- Exercise details -
Within the records that follow, find every line containing the string "JSON". Copy those lines.
--- BEGIN Exercise data ---
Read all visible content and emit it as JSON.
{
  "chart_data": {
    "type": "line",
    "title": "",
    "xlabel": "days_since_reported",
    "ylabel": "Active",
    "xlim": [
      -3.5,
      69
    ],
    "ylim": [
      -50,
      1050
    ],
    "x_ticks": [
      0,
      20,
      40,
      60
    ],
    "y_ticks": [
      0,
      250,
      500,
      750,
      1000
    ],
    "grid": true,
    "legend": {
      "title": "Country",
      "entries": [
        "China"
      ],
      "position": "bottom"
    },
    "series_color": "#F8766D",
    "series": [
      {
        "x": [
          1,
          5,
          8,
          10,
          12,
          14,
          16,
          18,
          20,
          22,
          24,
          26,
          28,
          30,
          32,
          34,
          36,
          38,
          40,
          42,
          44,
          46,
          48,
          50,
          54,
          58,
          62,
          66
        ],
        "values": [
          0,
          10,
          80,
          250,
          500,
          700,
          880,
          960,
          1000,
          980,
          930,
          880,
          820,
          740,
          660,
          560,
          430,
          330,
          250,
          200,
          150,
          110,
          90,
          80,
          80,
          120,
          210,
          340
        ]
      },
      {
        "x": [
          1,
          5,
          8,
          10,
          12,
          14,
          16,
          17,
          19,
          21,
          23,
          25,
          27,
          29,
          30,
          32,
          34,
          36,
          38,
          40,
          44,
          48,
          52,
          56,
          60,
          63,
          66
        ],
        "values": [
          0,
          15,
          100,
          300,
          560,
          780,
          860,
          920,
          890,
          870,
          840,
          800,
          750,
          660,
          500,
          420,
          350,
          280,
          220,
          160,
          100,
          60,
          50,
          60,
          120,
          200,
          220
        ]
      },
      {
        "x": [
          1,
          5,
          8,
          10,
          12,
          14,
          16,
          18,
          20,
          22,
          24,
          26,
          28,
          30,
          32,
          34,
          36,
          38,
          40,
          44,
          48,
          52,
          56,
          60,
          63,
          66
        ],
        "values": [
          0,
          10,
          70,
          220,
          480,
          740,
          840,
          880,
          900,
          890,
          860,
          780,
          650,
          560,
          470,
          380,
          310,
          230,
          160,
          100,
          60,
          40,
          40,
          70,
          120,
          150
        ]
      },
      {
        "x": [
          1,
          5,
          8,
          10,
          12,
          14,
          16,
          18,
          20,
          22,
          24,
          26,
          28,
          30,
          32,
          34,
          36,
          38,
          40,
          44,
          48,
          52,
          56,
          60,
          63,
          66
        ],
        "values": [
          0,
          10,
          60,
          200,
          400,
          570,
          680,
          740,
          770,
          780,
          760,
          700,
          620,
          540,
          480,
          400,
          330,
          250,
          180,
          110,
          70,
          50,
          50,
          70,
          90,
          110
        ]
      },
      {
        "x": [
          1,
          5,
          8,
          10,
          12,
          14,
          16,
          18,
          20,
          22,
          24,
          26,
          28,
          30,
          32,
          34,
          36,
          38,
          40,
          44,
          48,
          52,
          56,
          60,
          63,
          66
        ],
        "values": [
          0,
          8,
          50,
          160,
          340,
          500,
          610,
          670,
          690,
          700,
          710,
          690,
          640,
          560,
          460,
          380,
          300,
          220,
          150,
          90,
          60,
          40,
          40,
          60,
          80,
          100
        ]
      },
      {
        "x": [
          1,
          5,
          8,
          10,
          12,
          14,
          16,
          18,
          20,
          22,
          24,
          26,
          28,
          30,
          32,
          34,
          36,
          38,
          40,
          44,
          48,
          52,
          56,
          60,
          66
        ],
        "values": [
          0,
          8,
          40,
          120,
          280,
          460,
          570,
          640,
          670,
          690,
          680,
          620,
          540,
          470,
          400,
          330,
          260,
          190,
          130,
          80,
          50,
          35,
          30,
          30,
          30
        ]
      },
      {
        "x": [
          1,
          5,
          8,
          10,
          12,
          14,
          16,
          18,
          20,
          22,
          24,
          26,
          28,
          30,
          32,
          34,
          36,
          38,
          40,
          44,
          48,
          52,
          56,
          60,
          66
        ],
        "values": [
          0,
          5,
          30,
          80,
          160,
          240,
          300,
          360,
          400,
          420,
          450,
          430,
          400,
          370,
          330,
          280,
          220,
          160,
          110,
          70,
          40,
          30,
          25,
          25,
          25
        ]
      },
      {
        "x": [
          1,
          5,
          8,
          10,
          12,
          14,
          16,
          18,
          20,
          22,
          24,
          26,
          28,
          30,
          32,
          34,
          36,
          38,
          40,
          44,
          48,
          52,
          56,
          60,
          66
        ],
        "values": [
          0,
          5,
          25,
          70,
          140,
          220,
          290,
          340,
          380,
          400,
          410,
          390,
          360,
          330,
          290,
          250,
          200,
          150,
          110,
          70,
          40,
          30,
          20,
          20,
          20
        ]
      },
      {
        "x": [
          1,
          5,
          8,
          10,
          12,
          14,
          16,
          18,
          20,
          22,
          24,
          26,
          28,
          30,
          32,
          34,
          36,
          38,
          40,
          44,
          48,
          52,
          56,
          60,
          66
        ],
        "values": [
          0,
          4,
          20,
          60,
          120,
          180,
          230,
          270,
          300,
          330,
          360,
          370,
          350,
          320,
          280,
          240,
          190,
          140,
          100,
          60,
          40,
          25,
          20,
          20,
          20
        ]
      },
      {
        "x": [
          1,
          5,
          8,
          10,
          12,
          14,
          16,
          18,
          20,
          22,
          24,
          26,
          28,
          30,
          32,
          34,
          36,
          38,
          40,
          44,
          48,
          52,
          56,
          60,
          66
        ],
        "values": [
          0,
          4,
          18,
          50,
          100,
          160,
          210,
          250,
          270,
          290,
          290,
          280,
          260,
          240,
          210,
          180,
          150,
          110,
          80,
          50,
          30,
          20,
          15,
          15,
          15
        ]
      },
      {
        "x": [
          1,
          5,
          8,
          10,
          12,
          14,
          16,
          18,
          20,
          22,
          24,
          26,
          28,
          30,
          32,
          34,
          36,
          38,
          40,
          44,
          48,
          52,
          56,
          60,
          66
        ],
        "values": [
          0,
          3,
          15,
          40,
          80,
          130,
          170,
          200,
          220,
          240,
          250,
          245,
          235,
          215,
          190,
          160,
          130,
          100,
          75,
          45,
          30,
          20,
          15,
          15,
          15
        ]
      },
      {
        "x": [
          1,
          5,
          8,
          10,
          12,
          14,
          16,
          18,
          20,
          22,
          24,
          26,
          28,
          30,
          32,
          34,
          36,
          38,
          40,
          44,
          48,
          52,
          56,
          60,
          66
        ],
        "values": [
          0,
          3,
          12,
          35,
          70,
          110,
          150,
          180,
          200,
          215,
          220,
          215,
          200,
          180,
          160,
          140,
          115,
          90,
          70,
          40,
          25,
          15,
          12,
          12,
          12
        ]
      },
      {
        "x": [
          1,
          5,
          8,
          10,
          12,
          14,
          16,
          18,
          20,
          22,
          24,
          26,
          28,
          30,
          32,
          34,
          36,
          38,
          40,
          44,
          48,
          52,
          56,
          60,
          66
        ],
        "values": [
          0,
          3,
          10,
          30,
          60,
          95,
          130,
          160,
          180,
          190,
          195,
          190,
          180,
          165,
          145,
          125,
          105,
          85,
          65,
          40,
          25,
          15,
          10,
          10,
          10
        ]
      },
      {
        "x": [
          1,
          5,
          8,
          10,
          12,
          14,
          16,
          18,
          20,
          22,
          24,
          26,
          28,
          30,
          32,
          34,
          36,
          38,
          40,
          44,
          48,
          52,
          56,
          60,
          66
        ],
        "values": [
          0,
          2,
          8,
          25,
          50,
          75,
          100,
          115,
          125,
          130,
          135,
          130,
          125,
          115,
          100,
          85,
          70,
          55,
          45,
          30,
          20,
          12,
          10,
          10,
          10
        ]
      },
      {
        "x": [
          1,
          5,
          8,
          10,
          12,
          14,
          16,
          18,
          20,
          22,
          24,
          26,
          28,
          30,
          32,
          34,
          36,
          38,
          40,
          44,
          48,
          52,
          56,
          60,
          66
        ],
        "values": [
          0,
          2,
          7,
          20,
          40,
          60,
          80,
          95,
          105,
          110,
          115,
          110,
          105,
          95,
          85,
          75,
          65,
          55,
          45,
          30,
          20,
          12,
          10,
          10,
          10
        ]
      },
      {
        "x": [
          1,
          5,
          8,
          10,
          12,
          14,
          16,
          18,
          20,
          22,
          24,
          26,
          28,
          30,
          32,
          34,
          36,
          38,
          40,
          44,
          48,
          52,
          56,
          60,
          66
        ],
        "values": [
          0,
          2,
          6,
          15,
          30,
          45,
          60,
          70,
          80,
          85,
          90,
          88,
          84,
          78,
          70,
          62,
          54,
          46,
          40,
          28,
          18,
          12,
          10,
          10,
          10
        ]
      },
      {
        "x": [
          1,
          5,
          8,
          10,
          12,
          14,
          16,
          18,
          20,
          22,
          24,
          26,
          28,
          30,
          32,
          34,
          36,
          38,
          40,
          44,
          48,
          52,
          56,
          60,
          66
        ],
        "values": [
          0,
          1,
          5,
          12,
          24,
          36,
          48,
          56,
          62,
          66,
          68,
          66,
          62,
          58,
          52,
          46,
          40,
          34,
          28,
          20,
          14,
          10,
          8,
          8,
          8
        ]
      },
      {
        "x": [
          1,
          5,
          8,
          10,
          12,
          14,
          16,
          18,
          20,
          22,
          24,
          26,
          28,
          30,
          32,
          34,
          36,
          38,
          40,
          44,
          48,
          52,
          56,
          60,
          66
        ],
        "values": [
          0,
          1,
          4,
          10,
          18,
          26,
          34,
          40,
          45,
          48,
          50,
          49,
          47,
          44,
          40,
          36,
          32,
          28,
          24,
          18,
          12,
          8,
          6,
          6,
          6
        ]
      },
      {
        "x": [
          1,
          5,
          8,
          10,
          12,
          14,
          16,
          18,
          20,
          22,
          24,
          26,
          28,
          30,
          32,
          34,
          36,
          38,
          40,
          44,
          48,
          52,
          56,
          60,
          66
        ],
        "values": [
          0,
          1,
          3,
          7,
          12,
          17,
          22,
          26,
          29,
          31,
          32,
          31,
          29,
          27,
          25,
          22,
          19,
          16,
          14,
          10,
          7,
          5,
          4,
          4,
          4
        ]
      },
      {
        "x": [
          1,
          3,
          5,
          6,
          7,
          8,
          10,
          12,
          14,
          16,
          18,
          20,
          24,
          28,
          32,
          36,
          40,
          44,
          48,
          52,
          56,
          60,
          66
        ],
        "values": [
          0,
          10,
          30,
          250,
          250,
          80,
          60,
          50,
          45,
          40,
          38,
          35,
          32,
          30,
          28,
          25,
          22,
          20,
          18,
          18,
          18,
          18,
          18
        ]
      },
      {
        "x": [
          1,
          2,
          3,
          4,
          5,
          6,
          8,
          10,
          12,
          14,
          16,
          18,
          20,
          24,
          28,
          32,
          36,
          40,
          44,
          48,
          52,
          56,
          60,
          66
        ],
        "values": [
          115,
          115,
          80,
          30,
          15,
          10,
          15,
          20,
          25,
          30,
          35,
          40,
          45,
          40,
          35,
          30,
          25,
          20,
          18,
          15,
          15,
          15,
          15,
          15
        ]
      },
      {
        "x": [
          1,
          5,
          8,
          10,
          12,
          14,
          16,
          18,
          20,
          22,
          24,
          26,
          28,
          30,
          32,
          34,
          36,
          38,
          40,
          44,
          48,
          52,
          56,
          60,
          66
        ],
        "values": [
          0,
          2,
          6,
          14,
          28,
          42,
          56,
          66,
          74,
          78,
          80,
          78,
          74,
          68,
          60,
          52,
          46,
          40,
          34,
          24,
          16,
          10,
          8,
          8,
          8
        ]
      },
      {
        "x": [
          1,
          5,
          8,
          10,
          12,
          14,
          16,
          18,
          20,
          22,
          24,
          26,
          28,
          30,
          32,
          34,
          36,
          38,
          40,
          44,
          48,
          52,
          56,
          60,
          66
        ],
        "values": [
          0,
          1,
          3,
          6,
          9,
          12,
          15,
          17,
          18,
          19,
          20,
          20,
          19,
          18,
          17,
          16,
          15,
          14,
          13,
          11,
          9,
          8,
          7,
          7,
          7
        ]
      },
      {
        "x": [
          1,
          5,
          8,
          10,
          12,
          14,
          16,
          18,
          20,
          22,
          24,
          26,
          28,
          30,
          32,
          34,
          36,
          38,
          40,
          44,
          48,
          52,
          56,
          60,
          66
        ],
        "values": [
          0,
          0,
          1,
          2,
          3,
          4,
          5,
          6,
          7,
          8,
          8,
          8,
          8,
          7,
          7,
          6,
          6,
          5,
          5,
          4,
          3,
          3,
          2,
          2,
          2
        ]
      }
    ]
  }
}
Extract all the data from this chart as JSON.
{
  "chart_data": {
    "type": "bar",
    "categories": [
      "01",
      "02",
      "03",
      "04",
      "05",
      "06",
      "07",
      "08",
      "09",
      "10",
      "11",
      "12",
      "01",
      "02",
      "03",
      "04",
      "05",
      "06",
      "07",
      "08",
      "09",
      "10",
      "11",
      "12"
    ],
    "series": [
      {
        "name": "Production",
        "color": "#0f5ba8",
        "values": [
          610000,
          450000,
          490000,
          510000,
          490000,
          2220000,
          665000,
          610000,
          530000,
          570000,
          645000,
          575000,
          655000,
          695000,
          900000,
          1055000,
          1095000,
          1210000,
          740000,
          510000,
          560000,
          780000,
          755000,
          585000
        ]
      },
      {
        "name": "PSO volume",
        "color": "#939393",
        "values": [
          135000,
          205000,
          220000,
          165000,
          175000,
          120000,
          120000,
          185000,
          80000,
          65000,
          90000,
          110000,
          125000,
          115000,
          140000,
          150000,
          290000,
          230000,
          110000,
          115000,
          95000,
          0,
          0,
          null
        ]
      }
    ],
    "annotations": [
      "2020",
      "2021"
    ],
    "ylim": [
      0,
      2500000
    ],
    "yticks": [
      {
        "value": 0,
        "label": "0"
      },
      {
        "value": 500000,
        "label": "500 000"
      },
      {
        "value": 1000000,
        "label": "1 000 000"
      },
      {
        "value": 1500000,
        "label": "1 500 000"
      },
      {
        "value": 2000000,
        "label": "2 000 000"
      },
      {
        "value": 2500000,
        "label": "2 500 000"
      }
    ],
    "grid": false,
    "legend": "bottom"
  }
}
--- END Exercise data ---
- Result below -
Read all visible content and emit it as JSON.
Extract all the data from this chart as JSON.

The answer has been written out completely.